Figure data in JSON:
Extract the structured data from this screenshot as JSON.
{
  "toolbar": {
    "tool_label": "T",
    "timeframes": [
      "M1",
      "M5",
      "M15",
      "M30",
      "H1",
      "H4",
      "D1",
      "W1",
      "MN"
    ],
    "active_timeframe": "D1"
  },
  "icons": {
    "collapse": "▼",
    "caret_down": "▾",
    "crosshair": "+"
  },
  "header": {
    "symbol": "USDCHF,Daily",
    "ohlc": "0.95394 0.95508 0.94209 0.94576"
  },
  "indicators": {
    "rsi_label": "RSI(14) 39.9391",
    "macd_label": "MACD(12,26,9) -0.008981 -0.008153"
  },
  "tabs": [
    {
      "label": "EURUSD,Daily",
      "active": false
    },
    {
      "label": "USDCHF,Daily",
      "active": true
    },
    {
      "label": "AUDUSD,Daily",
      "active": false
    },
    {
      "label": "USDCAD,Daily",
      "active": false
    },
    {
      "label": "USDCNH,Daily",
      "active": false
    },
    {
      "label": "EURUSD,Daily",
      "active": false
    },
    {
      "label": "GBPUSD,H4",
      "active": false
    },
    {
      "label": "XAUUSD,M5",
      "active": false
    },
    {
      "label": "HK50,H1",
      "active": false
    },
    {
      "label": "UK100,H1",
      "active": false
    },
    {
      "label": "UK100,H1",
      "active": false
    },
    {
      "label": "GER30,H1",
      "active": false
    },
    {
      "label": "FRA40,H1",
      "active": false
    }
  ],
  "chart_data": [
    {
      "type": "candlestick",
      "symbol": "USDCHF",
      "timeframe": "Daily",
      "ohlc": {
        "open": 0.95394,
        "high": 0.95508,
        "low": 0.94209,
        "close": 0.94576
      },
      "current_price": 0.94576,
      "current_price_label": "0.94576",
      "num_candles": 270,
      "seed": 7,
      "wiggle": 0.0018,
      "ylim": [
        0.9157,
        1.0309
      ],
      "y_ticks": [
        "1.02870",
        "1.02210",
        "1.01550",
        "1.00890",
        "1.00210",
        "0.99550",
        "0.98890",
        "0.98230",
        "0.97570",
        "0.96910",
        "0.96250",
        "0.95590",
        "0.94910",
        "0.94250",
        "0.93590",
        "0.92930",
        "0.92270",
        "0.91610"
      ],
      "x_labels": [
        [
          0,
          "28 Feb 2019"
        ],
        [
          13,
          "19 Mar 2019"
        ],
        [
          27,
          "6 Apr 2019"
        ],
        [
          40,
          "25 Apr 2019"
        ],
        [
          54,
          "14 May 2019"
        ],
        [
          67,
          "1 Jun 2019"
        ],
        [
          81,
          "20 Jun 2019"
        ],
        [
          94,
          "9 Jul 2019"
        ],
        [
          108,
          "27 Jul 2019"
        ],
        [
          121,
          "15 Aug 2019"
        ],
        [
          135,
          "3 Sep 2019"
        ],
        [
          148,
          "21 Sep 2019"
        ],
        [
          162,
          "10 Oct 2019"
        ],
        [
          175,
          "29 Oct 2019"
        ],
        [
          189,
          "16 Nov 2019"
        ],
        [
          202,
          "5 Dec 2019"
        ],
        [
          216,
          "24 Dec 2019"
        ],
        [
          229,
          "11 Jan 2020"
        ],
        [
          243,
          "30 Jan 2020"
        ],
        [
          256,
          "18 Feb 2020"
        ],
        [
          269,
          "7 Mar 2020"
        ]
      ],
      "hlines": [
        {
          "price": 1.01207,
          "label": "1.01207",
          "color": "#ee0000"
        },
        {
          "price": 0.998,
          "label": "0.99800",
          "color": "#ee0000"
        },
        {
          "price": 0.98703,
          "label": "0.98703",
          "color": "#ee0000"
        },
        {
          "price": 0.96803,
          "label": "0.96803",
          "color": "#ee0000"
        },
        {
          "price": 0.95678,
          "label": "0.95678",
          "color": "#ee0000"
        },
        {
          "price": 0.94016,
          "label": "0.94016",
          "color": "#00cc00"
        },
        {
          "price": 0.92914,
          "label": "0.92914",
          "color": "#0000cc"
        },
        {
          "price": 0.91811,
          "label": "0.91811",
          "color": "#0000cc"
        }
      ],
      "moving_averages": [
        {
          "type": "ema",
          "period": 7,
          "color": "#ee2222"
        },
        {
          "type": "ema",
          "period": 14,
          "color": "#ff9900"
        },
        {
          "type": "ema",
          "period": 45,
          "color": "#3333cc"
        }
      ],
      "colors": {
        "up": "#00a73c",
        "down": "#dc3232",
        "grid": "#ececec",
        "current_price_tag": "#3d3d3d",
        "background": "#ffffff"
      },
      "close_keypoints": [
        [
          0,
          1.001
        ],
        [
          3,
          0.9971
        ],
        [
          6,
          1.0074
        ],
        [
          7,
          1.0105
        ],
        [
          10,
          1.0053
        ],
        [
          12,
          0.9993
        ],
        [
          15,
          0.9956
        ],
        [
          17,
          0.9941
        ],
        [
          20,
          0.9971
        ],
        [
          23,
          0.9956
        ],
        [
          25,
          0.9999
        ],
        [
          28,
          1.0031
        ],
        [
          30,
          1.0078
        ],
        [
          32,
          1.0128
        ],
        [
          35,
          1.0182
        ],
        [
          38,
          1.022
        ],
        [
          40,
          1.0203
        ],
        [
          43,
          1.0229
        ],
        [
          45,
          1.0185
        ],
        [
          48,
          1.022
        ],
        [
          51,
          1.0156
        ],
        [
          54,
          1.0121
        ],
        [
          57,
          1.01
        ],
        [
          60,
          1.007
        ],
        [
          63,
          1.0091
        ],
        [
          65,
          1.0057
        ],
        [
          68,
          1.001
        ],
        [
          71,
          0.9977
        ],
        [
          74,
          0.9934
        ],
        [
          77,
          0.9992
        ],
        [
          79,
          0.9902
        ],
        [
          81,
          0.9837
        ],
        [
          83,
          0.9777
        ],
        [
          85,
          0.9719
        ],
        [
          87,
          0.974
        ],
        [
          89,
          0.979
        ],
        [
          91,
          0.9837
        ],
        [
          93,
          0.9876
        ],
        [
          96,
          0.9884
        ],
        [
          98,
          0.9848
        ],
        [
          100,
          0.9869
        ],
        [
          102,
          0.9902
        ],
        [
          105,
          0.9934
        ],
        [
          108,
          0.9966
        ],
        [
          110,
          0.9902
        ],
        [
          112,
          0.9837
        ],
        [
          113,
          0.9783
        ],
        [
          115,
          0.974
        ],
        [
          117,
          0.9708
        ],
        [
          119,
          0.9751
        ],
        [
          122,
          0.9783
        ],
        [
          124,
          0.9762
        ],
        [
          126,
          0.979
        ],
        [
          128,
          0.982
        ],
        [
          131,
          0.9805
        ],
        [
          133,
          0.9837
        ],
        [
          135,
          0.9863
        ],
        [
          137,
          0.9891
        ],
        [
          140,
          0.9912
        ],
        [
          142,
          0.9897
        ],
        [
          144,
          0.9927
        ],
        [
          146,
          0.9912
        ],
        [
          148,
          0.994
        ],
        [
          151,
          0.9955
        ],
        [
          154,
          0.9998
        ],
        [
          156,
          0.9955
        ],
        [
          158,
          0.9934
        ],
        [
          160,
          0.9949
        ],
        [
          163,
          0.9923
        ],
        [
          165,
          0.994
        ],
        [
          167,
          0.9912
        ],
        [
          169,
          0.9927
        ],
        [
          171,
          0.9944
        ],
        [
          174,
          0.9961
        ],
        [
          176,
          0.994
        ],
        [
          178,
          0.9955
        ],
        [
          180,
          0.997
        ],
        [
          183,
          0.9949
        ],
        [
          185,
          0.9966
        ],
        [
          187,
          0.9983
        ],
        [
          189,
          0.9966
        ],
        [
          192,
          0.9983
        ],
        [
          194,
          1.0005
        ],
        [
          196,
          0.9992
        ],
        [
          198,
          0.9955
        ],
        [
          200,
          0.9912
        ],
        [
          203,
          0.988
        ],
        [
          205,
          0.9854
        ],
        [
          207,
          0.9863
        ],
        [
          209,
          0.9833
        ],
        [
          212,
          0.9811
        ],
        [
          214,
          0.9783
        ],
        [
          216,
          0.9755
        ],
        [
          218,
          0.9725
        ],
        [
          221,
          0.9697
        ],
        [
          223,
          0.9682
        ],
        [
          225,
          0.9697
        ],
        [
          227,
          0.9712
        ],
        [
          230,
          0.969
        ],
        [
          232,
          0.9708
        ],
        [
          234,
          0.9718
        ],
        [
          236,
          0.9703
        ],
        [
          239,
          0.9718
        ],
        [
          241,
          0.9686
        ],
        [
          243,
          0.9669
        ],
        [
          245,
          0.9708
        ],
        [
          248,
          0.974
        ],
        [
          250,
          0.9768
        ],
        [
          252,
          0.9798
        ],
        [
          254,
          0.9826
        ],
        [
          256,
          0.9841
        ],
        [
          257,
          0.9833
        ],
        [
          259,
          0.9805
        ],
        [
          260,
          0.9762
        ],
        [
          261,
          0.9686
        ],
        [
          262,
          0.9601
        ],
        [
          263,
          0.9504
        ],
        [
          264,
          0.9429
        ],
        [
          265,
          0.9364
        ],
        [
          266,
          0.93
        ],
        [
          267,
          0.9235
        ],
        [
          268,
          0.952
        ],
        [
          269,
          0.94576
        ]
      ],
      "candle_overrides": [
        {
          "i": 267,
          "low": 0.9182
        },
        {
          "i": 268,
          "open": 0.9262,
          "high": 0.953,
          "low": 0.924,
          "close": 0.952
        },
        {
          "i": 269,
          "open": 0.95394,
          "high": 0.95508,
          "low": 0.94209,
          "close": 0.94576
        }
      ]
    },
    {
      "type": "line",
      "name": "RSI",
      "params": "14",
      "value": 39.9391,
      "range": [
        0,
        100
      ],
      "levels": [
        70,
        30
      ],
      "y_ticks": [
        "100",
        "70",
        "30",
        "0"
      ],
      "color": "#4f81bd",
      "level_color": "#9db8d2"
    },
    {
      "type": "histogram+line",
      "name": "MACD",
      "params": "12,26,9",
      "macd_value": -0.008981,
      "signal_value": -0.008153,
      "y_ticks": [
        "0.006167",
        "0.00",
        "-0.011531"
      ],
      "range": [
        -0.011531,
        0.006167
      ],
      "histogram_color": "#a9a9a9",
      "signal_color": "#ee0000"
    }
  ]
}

» YOUR GOAL
Of the lines in this data, how many contain "ohlc"? Reply with only the number.

» TASK ANSWER
2